## Task requirements:
Below are some records; work out how many of their lines contain "JSON" and give the number only.

## Supplied material:
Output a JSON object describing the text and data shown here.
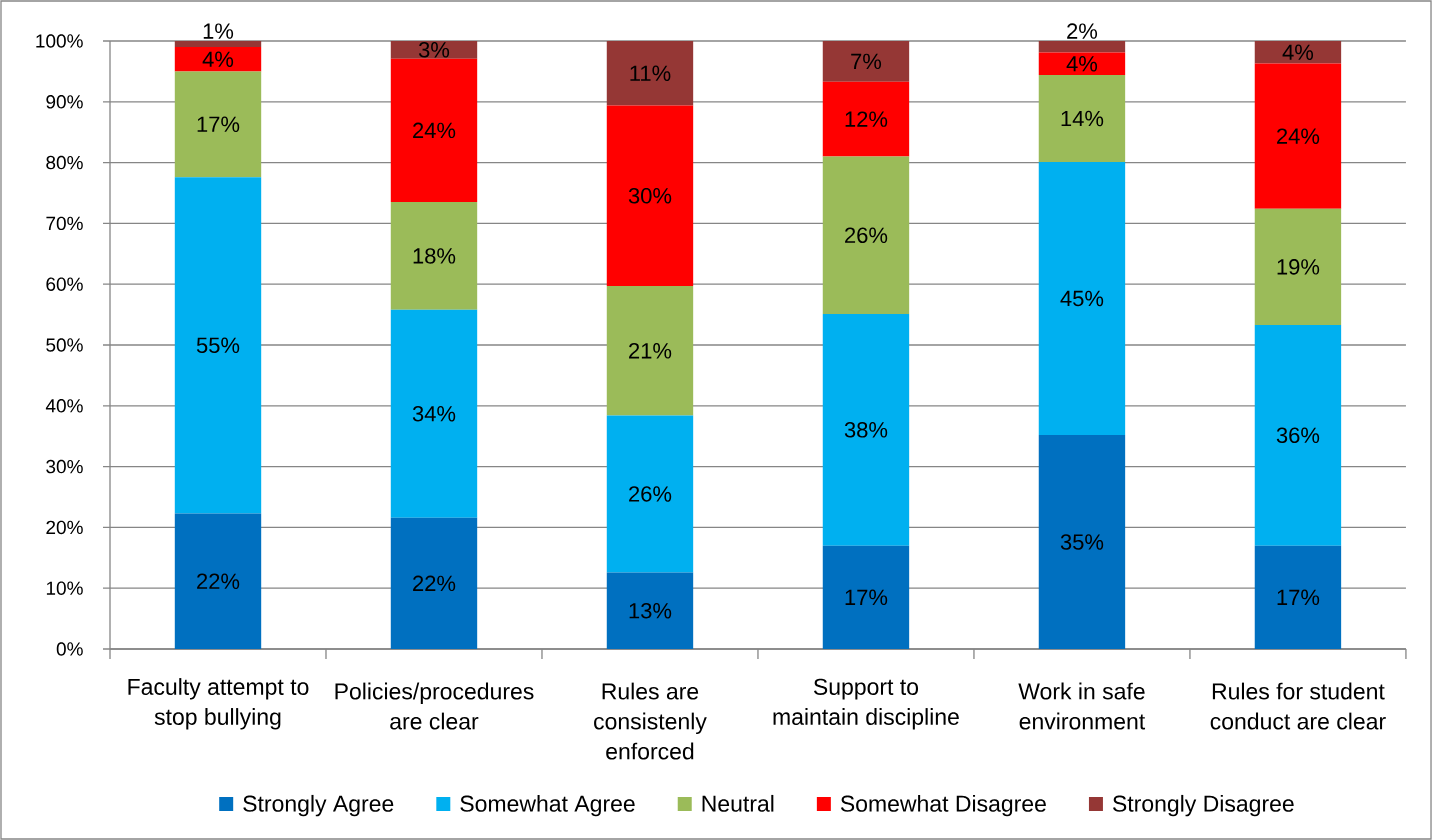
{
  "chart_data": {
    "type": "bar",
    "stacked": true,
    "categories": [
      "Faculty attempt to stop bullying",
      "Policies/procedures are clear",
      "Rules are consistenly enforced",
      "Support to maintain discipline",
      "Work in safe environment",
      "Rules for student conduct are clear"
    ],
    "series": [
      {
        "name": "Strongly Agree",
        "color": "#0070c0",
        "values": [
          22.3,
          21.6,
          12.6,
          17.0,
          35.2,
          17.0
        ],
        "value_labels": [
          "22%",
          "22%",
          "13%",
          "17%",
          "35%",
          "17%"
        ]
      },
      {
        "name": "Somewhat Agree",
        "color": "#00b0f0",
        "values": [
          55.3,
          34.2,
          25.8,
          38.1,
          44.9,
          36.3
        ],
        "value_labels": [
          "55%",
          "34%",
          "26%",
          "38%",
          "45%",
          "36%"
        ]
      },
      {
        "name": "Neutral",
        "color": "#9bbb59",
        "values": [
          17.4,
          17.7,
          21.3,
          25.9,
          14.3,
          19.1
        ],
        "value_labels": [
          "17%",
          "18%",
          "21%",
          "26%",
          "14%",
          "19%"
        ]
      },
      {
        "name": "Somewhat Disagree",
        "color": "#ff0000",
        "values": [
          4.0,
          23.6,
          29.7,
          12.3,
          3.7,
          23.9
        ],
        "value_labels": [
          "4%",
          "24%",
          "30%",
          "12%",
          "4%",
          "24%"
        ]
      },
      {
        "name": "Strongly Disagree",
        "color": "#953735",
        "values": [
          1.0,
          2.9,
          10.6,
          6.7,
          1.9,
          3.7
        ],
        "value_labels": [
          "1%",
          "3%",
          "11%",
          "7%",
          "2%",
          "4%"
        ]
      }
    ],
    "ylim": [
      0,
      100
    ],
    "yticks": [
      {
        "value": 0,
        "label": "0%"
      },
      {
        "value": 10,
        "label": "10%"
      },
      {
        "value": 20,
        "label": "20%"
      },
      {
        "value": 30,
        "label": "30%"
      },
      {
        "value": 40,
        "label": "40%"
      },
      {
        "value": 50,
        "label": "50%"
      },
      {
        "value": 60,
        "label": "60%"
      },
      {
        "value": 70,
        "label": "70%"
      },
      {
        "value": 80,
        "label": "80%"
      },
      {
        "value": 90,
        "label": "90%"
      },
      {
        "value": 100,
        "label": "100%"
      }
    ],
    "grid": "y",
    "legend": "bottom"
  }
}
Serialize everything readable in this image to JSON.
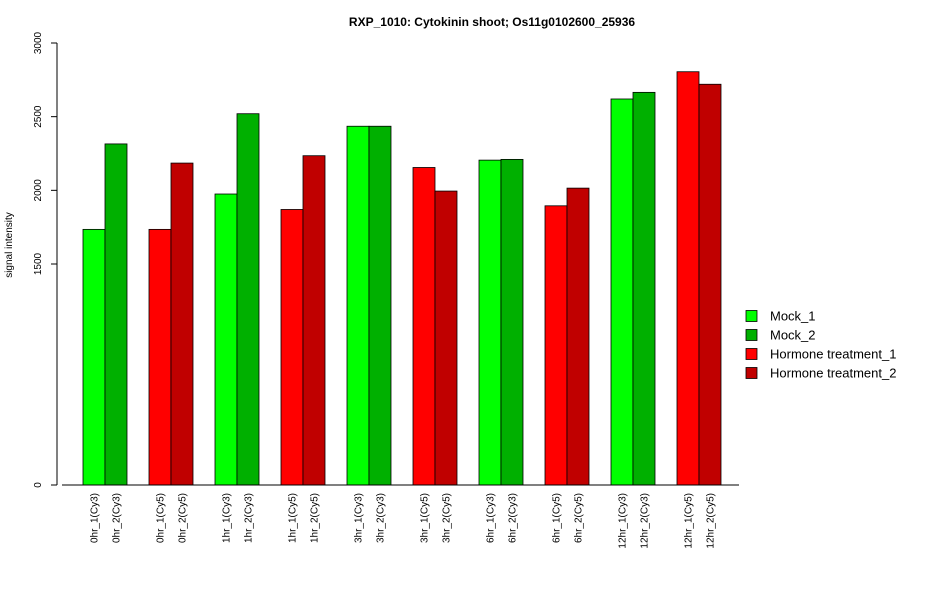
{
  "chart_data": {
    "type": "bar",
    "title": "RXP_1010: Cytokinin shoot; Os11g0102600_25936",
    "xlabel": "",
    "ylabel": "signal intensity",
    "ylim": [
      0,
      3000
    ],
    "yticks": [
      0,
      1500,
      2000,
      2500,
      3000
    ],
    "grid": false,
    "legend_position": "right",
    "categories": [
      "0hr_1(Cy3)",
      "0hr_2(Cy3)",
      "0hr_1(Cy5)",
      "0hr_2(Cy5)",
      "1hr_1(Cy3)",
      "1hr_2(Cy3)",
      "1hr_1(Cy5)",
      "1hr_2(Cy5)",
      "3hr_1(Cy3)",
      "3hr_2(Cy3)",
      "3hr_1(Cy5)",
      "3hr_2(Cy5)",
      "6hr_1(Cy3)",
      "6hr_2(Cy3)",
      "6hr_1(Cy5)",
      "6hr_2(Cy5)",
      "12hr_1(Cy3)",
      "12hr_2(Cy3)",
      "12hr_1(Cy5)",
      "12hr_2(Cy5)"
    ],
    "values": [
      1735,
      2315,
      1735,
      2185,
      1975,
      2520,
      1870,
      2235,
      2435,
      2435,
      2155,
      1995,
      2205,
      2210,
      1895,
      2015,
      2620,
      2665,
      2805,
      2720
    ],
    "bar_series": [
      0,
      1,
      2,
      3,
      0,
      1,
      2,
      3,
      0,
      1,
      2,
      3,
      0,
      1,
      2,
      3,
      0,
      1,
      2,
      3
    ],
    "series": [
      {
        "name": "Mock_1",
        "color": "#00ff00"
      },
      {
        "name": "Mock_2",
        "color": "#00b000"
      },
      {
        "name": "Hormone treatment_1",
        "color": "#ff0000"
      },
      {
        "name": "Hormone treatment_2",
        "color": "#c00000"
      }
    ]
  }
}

## Result:
2